GIVEN INSTRUCTION: Give the data again exactly as written, skipping any pictures.

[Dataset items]
────
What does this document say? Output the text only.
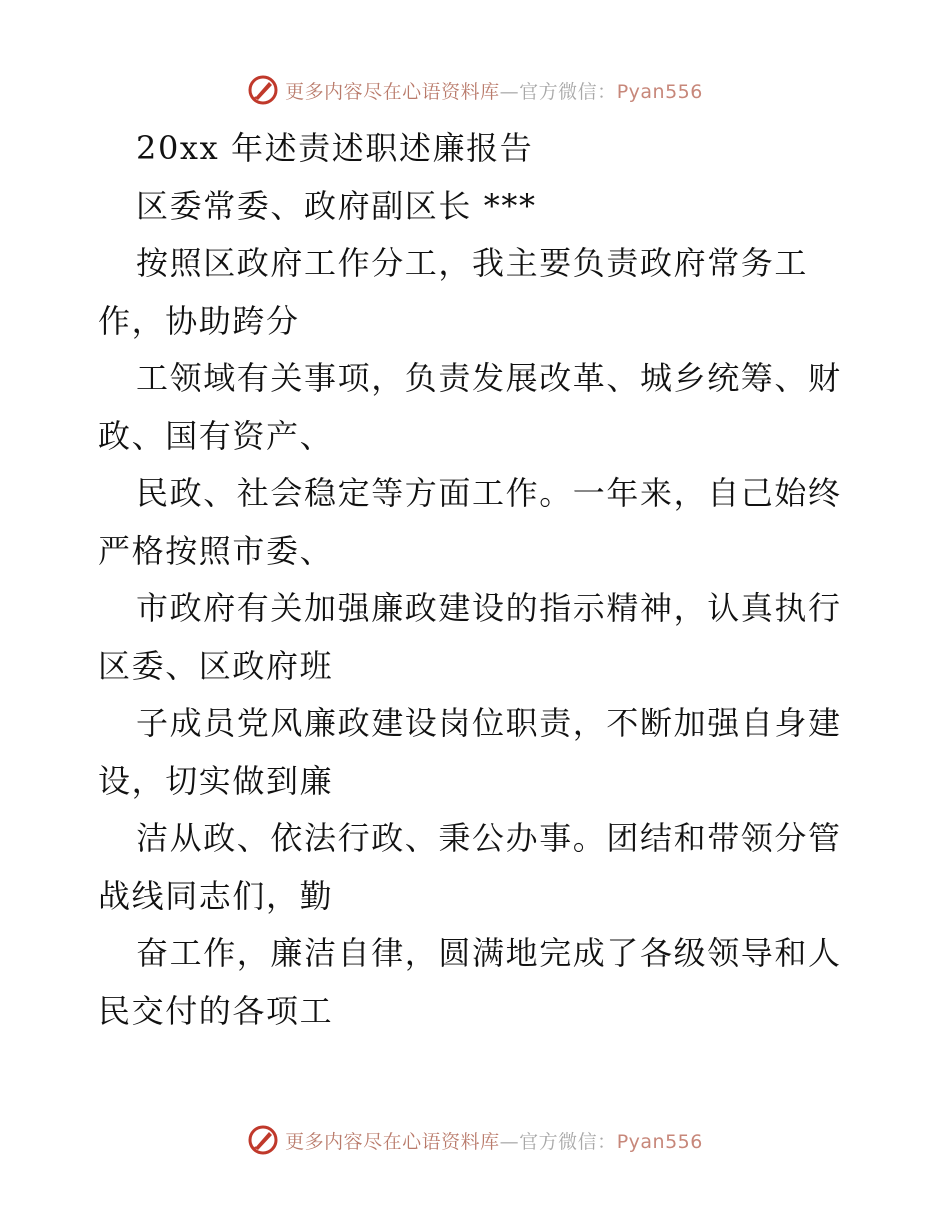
更多内容尽在心语资料库—官方微信：Pyan556
20xx 年述责述职述廉报告
区委常委、政府副区长 ***
按照区政府工作分工，我主要负责政府常务工
作，协助跨分
工领域有关事项，负责发展改革、城乡统筹、财
政、国有资产、
民政、社会稳定等方面工作。一年来，自己始终
严格按照市委、
市政府有关加强廉政建设的指示精神，认真执行
区委、区政府班
子成员党风廉政建设岗位职责，不断加强自身建
设，切实做到廉
洁从政、依法行政、秉公办事。团结和带领分管
战线同志们，勤
奋工作，廉洁自律，圆满地完成了各级领导和人
民交付的各项工
更多内容尽在心语资料库—官方微信：Pyan556
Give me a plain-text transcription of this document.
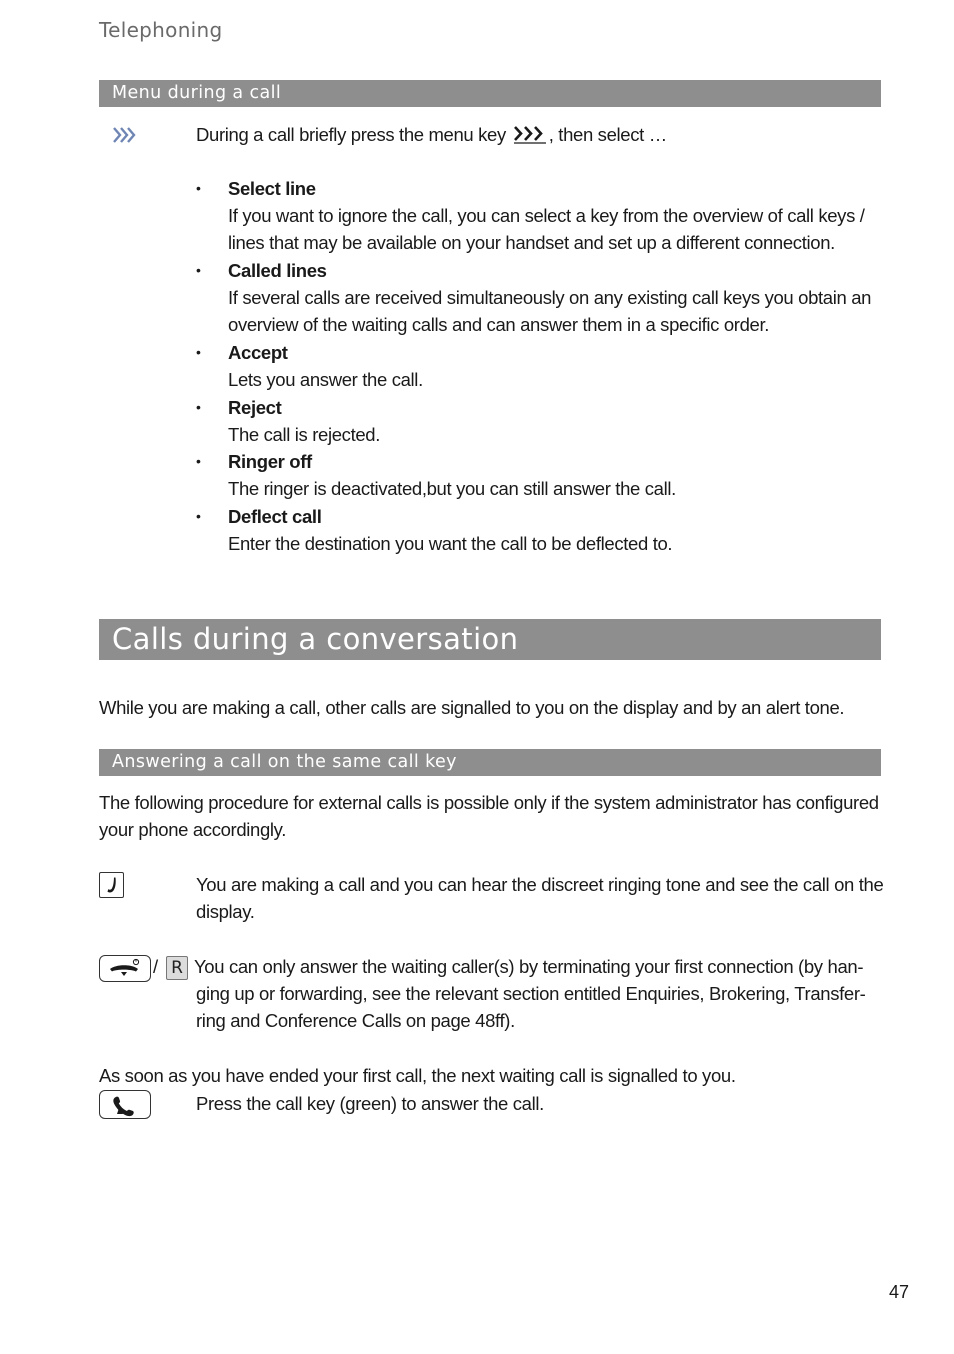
Telephoning
Menu during a call
During a call briefly press the menu key , then select …
• Select line
If you want to ignore the call, you can select a key from the overview of call keys /
lines that may be available on your handset and set up a different connection.
• Called lines
If several calls are received simultaneously on any existing call keys you obtain an
overview of the waiting calls and can answer them in a specific order.
• Accept
Lets you answer the call.
• Reject
The call is rejected.
• Ringer off
The ringer is deactivated,but you can still answer the call.
• Deflect call
Enter the destination you want the call to be deflected to.
Calls during a conversation
While you are making a call, other calls are signalled to you on the display and by an alert tone.
Answering a call on the same call key
The following procedure for external calls is possible only if the system administrator has configured
your phone accordingly.
You are making a call and you can hear the discreet ringing tone and see the call on the
display.
/ R You can only answer the waiting caller(s) by terminating your first connection (by han-
ging up or forwarding, see the relevant section entitled Enquiries, Brokering, Transfer-
ring and Conference Calls on page 48ff).
As soon as you have ended your first call, the next waiting call is signalled to you.
Press the call key (green) to answer the call.
47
────
SOLUTION FOR THIS EXERCISE:
What does this document say? Output the text only.
更多内容尽在心语资料库—官方微信：Pyan556
20xx 年述责述职述廉报告
区委常委、政府副区长 ***
按照区政府工作分工，我主要负责政府常务工
作，协助跨分
工领域有关事项，负责发展改革、城乡统筹、财
政、国有资产、
民政、社会稳定等方面工作。一年来，自己始终
严格按照市委、
市政府有关加强廉政建设的指示精神，认真执行
区委、区政府班
子成员党风廉政建设岗位职责，不断加强自身建
设，切实做到廉
洁从政、依法行政、秉公办事。团结和带领分管
战线同志们，勤
奋工作，廉洁自律，圆满地完成了各级领导和人
民交付的各项工
更多内容尽在心语资料库—官方微信：Pyan556
Give me a plain-text transcription of this document.
Telephoning
Menu during a call
During a call briefly press the menu key , then select …
• Select line
If you want to ignore the call, you can select a key from the overview of call keys /
lines that may be available on your handset and set up a different connection.
• Called lines
If several calls are received simultaneously on any existing call keys you obtain an
overview of the waiting calls and can answer them in a specific order.
• Accept
Lets you answer the call.
• Reject
The call is rejected.
• Ringer off
The ringer is deactivated,but you can still answer the call.
• Deflect call
Enter the destination you want the call to be deflected to.
Calls during a conversation
While you are making a call, other calls are signalled to you on the display and by an alert tone.
Answering a call on the same call key
The following procedure for external calls is possible only if the system administrator has configured
your phone accordingly.
You are making a call and you can hear the discreet ringing tone and see the call on the
display.
/ R You can only answer the waiting caller(s) by terminating your first connection (by han-
ging up or forwarding, see the relevant section entitled Enquiries, Brokering, Transfer-
ring and Conference Calls on page 48ff).
As soon as you have ended your first call, the next waiting call is signalled to you.
Press the call key (green) to answer the call.
47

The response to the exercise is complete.